» Data for this exercise:
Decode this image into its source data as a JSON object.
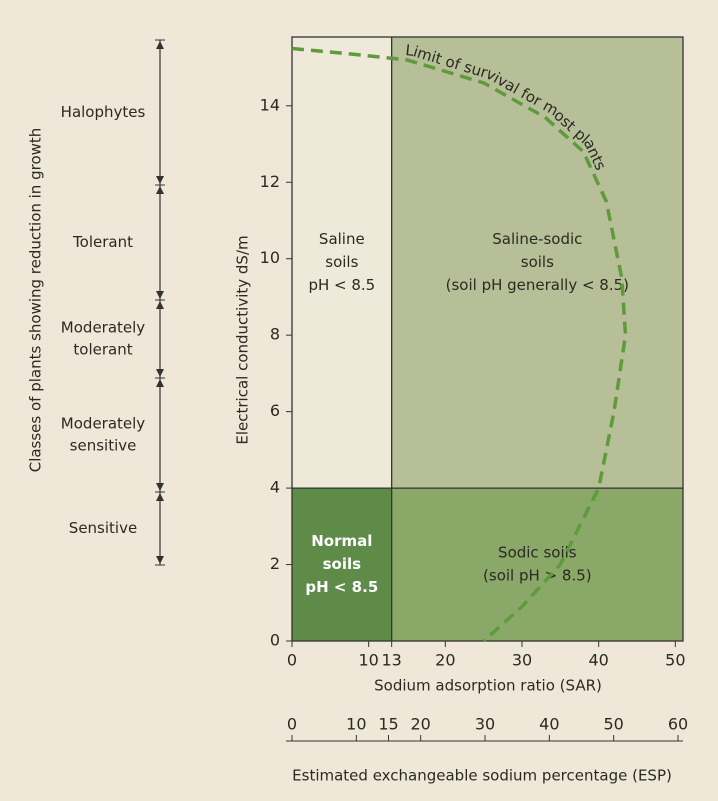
{
  "chart_data": {
    "type": "region",
    "x_label": "Sodium adsorption ratio (SAR)",
    "y_label": "Electrical conductivity dS/m",
    "xlim": [
      0,
      51
    ],
    "ylim": [
      0,
      15.8
    ],
    "xticks": [
      0,
      10,
      13,
      20,
      30,
      40,
      50
    ],
    "yticks": [
      0,
      2,
      4,
      6,
      8,
      10,
      12,
      14
    ],
    "sar_boundary": 13,
    "ec_boundary": 4,
    "regions": [
      {
        "name": [
          "Saline",
          "soils",
          "pH < 8.5"
        ],
        "color": "#efe9da",
        "text_color": "#2b2a22"
      },
      {
        "name": [
          "Saline-sodic",
          "soils",
          "(soil pH generally < 8.5)"
        ],
        "color": "#b7bf98",
        "text_color": "#2b2a22"
      },
      {
        "name": [
          "Normal",
          "soils",
          "pH < 8.5"
        ],
        "color": "#5e8b48",
        "text_color": "#ffffff"
      },
      {
        "name": [
          "Sodic soils",
          "(soil pH > 8.5)"
        ],
        "color": "#8aa867",
        "text_color": "#2b2a22"
      }
    ],
    "curve": {
      "label": "Limit of survival for most plants",
      "color": "#5f9a3c",
      "x": [
        0,
        8,
        15,
        25,
        33,
        38,
        41,
        43,
        43.5,
        42,
        40,
        35,
        30,
        25
      ],
      "y": [
        15.5,
        15.35,
        15.2,
        14.6,
        13.7,
        12.8,
        11.5,
        9.5,
        8,
        6,
        4,
        2,
        0.9,
        0
      ]
    },
    "x2_label": "Estimated exchangeable sodium percentage (ESP)",
    "x2lim": [
      0,
      60
    ],
    "x2ticks": [
      0,
      10,
      15,
      20,
      30,
      40,
      50,
      60
    ],
    "classes": {
      "label": "Classes of plants showing reduction in growth",
      "names": [
        [
          "Halophytes"
        ],
        [
          "Tolerant"
        ],
        [
          "Moderately",
          "tolerant"
        ],
        [
          "Moderately",
          "sensitive"
        ],
        [
          "Sensitive"
        ]
      ]
    }
  }
}
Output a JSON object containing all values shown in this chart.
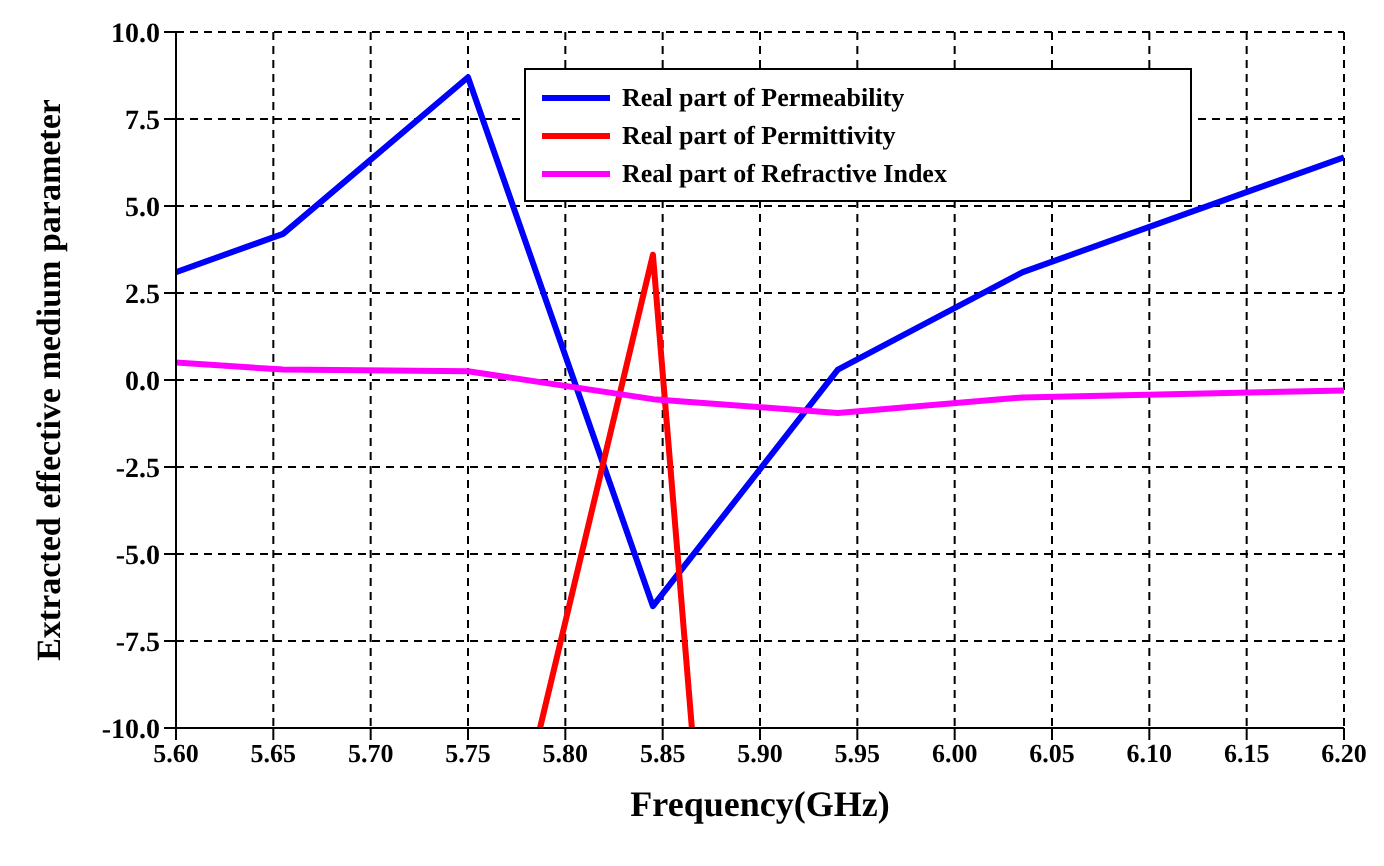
{
  "chart_data": {
    "type": "line",
    "xlabel": "Frequency(GHz)",
    "ylabel": "Extracted effective medium parameter",
    "series": [
      {
        "name": "Real part of Permeability",
        "color": "#0000ff",
        "x": [
          5.6,
          5.655,
          5.75,
          5.845,
          5.94,
          6.035,
          6.2
        ],
        "values": [
          3.1,
          4.2,
          8.7,
          -6.5,
          0.3,
          3.1,
          6.4
        ]
      },
      {
        "name": "Real part of Permittivity",
        "color": "#ff0000",
        "x": [
          5.787,
          5.845,
          5.865
        ],
        "values": [
          -10,
          3.6,
          -10
        ]
      },
      {
        "name": "Real part of Refractive Index",
        "color": "#ff00ff",
        "x": [
          5.6,
          5.655,
          5.75,
          5.845,
          5.94,
          6.035,
          6.2
        ],
        "values": [
          0.5,
          0.3,
          0.25,
          -0.55,
          -0.95,
          -0.5,
          -0.3
        ]
      }
    ],
    "xlim": [
      5.6,
      6.2
    ],
    "xticks": [
      {
        "value": 5.6,
        "label": "5.60"
      },
      {
        "value": 5.65,
        "label": "5.65"
      },
      {
        "value": 5.7,
        "label": "5.70"
      },
      {
        "value": 5.75,
        "label": "5.75"
      },
      {
        "value": 5.8,
        "label": "5.80"
      },
      {
        "value": 5.85,
        "label": "5.85"
      },
      {
        "value": 5.9,
        "label": "5.90"
      },
      {
        "value": 5.95,
        "label": "5.95"
      },
      {
        "value": 6.0,
        "label": "6.00"
      },
      {
        "value": 6.05,
        "label": "6.05"
      },
      {
        "value": 6.1,
        "label": "6.10"
      },
      {
        "value": 6.15,
        "label": "6.15"
      },
      {
        "value": 6.2,
        "label": "6.20"
      }
    ],
    "ylim": [
      -10,
      10
    ],
    "yticks": [
      {
        "value": -10,
        "label": "-10.0"
      },
      {
        "value": -7.5,
        "label": "-7.5"
      },
      {
        "value": -5,
        "label": "-5.0"
      },
      {
        "value": -2.5,
        "label": "-2.5"
      },
      {
        "value": 0,
        "label": "0.0"
      },
      {
        "value": 2.5,
        "label": "2.5"
      },
      {
        "value": 5,
        "label": "5.0"
      },
      {
        "value": 7.5,
        "label": "7.5"
      },
      {
        "value": 10,
        "label": "10.0"
      }
    ],
    "grid": true,
    "legend": "top right",
    "marker": "none",
    "line_style": "solid"
  }
}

» Required task: Say how many lines contain "part", and give nothing but that number.

» Response: 3